Records from a data collection:
++++++++
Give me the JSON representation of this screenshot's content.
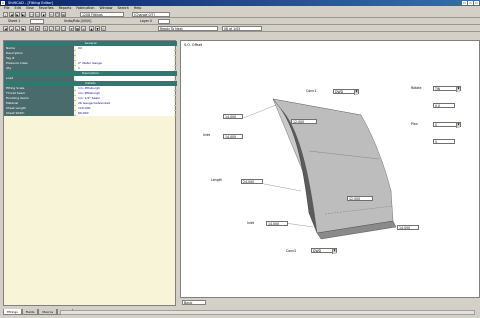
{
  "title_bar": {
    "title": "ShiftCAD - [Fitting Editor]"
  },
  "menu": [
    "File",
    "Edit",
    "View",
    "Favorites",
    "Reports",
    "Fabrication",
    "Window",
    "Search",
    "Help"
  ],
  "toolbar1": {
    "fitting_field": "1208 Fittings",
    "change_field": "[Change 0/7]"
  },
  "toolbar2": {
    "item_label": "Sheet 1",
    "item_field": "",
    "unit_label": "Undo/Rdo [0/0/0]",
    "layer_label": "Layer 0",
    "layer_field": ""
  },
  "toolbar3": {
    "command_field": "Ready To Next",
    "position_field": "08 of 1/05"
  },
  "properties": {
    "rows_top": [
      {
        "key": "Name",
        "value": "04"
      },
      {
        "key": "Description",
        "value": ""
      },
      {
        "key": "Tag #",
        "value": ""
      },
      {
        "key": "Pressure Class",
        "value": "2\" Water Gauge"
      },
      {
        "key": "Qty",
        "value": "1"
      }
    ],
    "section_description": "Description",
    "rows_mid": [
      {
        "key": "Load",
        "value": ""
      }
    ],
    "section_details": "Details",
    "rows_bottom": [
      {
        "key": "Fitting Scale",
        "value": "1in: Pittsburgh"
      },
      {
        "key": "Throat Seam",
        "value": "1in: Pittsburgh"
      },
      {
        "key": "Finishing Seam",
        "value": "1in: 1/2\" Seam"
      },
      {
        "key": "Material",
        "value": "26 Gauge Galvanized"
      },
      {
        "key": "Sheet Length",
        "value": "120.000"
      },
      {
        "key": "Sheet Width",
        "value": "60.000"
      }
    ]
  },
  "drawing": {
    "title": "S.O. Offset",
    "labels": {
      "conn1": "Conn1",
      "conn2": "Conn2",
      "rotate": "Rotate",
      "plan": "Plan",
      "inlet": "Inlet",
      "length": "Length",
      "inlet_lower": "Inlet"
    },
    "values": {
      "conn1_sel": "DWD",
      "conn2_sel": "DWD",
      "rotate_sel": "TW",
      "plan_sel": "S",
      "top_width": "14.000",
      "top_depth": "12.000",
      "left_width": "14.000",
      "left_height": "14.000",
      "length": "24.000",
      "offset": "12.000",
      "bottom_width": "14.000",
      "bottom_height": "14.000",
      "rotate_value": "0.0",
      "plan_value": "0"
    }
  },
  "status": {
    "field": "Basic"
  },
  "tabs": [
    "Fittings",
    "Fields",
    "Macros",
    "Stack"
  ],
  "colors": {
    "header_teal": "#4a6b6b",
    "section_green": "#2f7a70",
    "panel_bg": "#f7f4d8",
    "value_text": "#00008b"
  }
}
++++++++
* [INSTRUCTIONS FOR THE TASK]:
In the records above, collect each line with "Fittings".

* [ANSWER IN FULL]:
    "fitting_field": "1208 Fittings",
    "Fittings",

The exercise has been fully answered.